#### [WHAT IS REQUIRED]
Find the string "турбулентности" in the entries and copy each line that has it.

#### [PROVIDED RECORDS]

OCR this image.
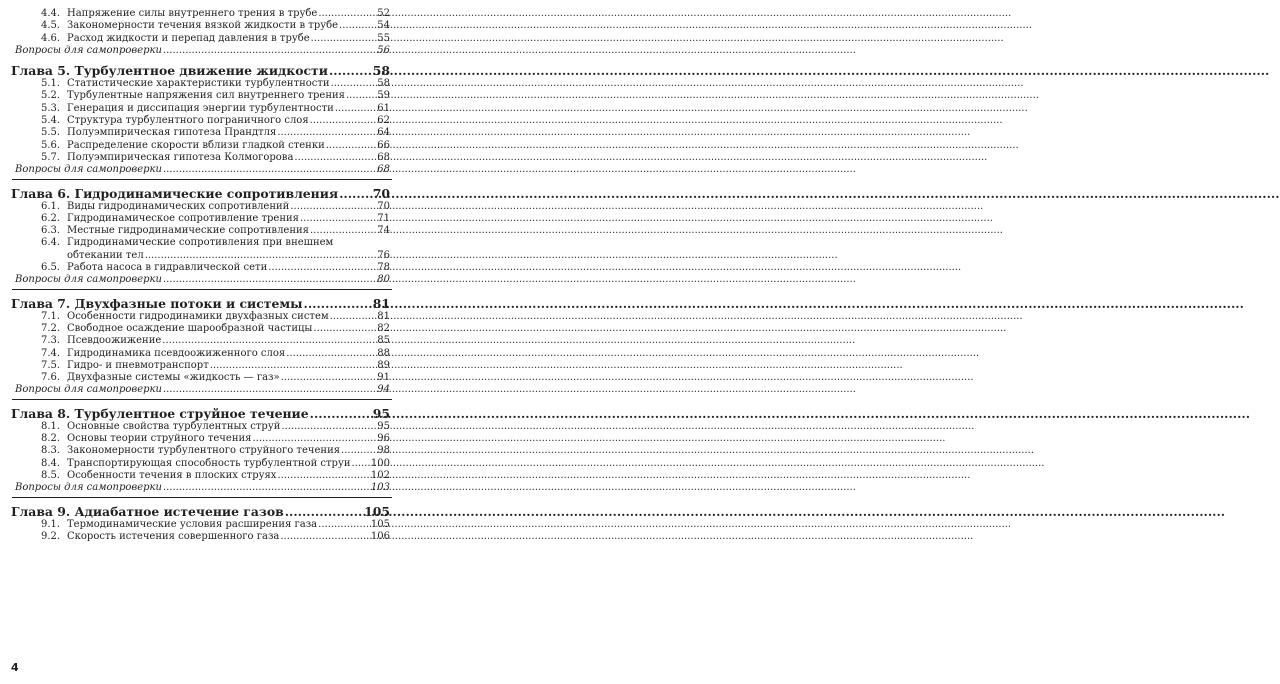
4.4. Напряжение силы внутреннего трения в трубе .....	52
4.5. Закономерности течения вязкой жидкости в трубе .....	54
4.6. Расход жидкости и перепад давления в трубе .....	55
Вопросы для самопроверки .....	56
Глава 5. Турбулентное движение жидкости .....	58
5.1. Статистические характеристики турбулентности .....	58
5.2. Турбулентные напряжения сил внутреннего трения .....	59
5.3. Генерация и диссипация энергии турбулентности .....	61
5.4. Структура турбулентного пограничного слоя .....	62
5.5. Полуэмпирическая гипотеза Прандтля .....	64
5.6. Распределение скорости вблизи гладкой стенки .....	66
5.7. Полуэмпирическая гипотеза Колмогорова .....	68
Вопросы для самопроверки .....	68
Глава 6. Гидродинамические сопротивления .....	70
6.1. Виды гидродинамических сопротивлений .....	70
6.2. Гидродинамическое сопротивление трения .....	71
6.3. Местные гидродинамические сопротивления .....	74
6.4. Гидродинамические сопротивления при внешнем
обтекании тел .....	76
6.5. Работа насоса в гидравлической сети .....	78
Вопросы для самопроверки .....	80
Глава 7. Двухфазные потоки и системы .....	81
7.1. Особенности гидродинамики двухфазных систем .....	81
7.2. Свободное осаждение шарообразной частицы .....	82
7.3. Псевдоожижение .....	85
7.4. Гидродинамика псевдоожиженного слоя .....	88
7.5. Гидро- и пневмотранспорт .....	89
7.6. Двухфазные системы «жидкость — газ» .....	91
Вопросы для самопроверки .....	94
Глава 8. Турбулентное струйное течение .....	95
8.1. Основные свойства турбулентных струй .....	95
8.2. Основы теории струйного течения .....	96
8.3. Закономерности турбулентного струйного течения .....	98
8.4. Транспортирующая способность турбулентной струи ..... 100
8.5. Особенности течения в плоских струях .....	102
Вопросы для самопроверки .....	103
Глава 9. Адиабатное истечение газов .....	105
9.1. Термодинамические условия расширения газа .....	105
9.2. Скорость истечения совершенного газа .....	106
4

#### [PROBLEM SOLUTION]
5.1. Статистические характеристики турбулентности .....	58
5.3. Генерация и диссипация энергии турбулентности .....	61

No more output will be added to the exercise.